EXERCISE OBJECTIVE: Repeat every record exactly, but keep images out of the copy.

TASK INPUT:
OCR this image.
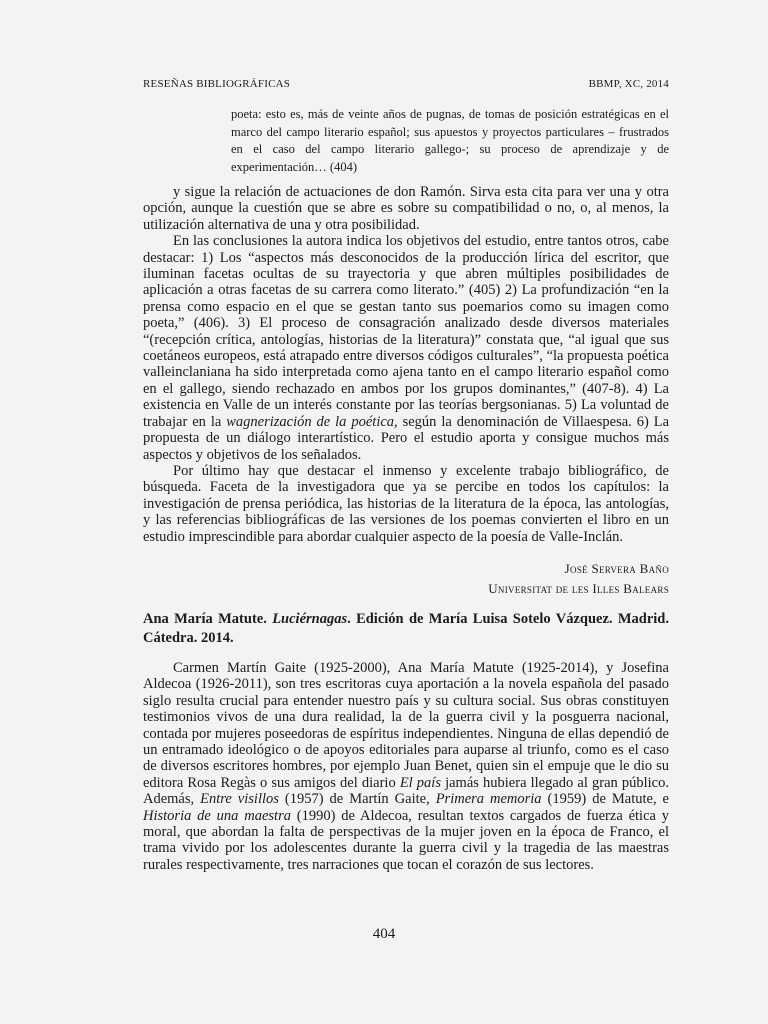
RESEÑAS BIBLIOGRÁFICAS	BBMP, XC, 2014
poeta: esto es, más de veinte años de pugnas, de tomas de posición estratégicas en el marco del campo literario español; sus apuestos y proyectos particulares – frustrados en el caso del campo literario gallego-; su proceso de aprendizaje y de experimentación… (404)

y sigue la relación de actuaciones de don Ramón. Sirva esta cita para ver una y otra opción, aunque la cuestión que se abre es sobre su compatibilidad o no, o, al menos, la utilización alternativa de una y otra posibilidad.

En las conclusiones la autora indica los objetivos del estudio, entre tantos otros, cabe destacar: 1) Los “aspectos más desconocidos de la producción lírica del escritor, que iluminan facetas ocultas de su trayectoria y que abren múltiples posibilidades de aplicación a otras facetas de su carrera como literato.” (405) 2) La profundización “en la prensa como espacio en el que se gestan tanto sus poemarios como su imagen como poeta,” (406). 3) El proceso de consagración analizado desde diversos materiales “(recepción crítica, antologías, historias de la literatura)” constata que, “al igual que sus coetáneos europeos, está atrapado entre diversos códigos culturales”, “la propuesta poética valleinclaniana ha sido interpretada como ajena tanto en el campo literario español como en el gallego, siendo rechazado en ambos por los grupos dominantes,” (407-8). 4) La existencia en Valle de un interés constante por las teorías bergsonianas. 5) La voluntad de trabajar en la wagnerización de la poética, según la denominación de Villaespesa. 6) La propuesta de un diálogo interartístico. Pero el estudio aporta y consigue muchos más aspectos y objetivos de los señalados.

Por último hay que destacar el inmenso y excelente trabajo bibliográfico, de búsqueda. Faceta de la investigadora que ya se percibe en todos los capítulos: la investigación de prensa periódica, las historias de la literatura de la época, las antologías, y las referencias bibliográficas de las versiones de los poemas convierten el libro en un estudio imprescindible para abordar cualquier aspecto de la poesía de Valle-Inclán.

José Servera Baño
Universitat de les Illes Balears
Ana María Matute. Luciérnagas. Edición de María Luisa Sotelo Vázquez. Madrid. Cátedra. 2014.

Carmen Martín Gaite (1925-2000), Ana María Matute (1925-2014), y Josefina Aldecoa (1926-2011), son tres escritoras cuya aportación a la novela española del pasado siglo resulta crucial para entender nuestro país y su cultura social. Sus obras constituyen testimonios vivos de una dura realidad, la de la guerra civil y la posguerra nacional, contada por mujeres poseedoras de espíritus independientes. Ninguna de ellas dependió de un entramado ideológico o de apoyos editoriales para auparse al triunfo, como es el caso de diversos escritores hombres, por ejemplo Juan Benet, quien sin el empuje que le dio su editora Rosa Regàs o sus amigos del diario El país jamás hubiera llegado al gran público. Además, Entre visillos (1957) de Martín Gaite, Primera memoria (1959) de Matute, e Historia de una maestra (1990) de Aldecoa, resultan textos cargados de fuerza ética y moral, que abordan la falta de perspectivas de la mujer joven en la época de Franco, el trama vivido por los adolescentes durante la guerra civil y la tragedia de las maestras rurales respectivamente, tres narraciones que tocan el corazón de sus lectores.

404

SOLUTION FOR THIS PROBLEM:
OCR this image.
RESEÑAS BIBLIOGRÁFICAS	BBMP, XC, 2014
poeta: esto es, más de veinte años de pugnas, de tomas de posición estratégicas en el marco del campo literario español; sus apuestos y proyectos particulares – frustrados en el caso del campo literario gallego-; su proceso de aprendizaje y de experimentación… (404)

y sigue la relación de actuaciones de don Ramón. Sirva esta cita para ver una y otra opción, aunque la cuestión que se abre es sobre su compatibilidad o no, o, al menos, la utilización alternativa de una y otra posibilidad.

En las conclusiones la autora indica los objetivos del estudio, entre tantos otros, cabe destacar: 1) Los “aspectos más desconocidos de la producción lírica del escritor, que iluminan facetas ocultas de su trayectoria y que abren múltiples posibilidades de aplicación a otras facetas de su carrera como literato.” (405) 2) La profundización “en la prensa como espacio en el que se gestan tanto sus poemarios como su imagen como poeta,” (406). 3) El proceso de consagración analizado desde diversos materiales “(recepción crítica, antologías, historias de la literatura)” constata que, “al igual que sus coetáneos europeos, está atrapado entre diversos códigos culturales”, “la propuesta poética valleinclaniana ha sido interpretada como ajena tanto en el campo literario español como en el gallego, siendo rechazado en ambos por los grupos dominantes,” (407-8). 4) La existencia en Valle de un interés constante por las teorías bergsonianas. 5) La voluntad de trabajar en la wagnerización de la poética, según la denominación de Villaespesa. 6) La propuesta de un diálogo interartístico. Pero el estudio aporta y consigue muchos más aspectos y objetivos de los señalados.

Por último hay que destacar el inmenso y excelente trabajo bibliográfico, de búsqueda. Faceta de la investigadora que ya se percibe en todos los capítulos: la investigación de prensa periódica, las historias de la literatura de la época, las antologías, y las referencias bibliográficas de las versiones de los poemas convierten el libro en un estudio imprescindible para abordar cualquier aspecto de la poesía de Valle-Inclán.

José Servera Baño
Universitat de les Illes Balears
Ana María Matute. Luciérnagas. Edición de María Luisa Sotelo Vázquez. Madrid. Cátedra. 2014.

Carmen Martín Gaite (1925-2000), Ana María Matute (1925-2014), y Josefina Aldecoa (1926-2011), son tres escritoras cuya aportación a la novela española del pasado siglo resulta crucial para entender nuestro país y su cultura social. Sus obras constituyen testimonios vivos de una dura realidad, la de la guerra civil y la posguerra nacional, contada por mujeres poseedoras de espíritus independientes. Ninguna de ellas dependió de un entramado ideológico o de apoyos editoriales para auparse al triunfo, como es el caso de diversos escritores hombres, por ejemplo Juan Benet, quien sin el empuje que le dio su editora Rosa Regàs o sus amigos del diario El país jamás hubiera llegado al gran público. Además, Entre visillos (1957) de Martín Gaite, Primera memoria (1959) de Matute, e Historia de una maestra (1990) de Aldecoa, resultan textos cargados de fuerza ética y moral, que abordan la falta de perspectivas de la mujer joven en la época de Franco, el trama vivido por los adolescentes durante la guerra civil y la tragedia de las maestras rurales respectivamente, tres narraciones que tocan el corazón de sus lectores.

404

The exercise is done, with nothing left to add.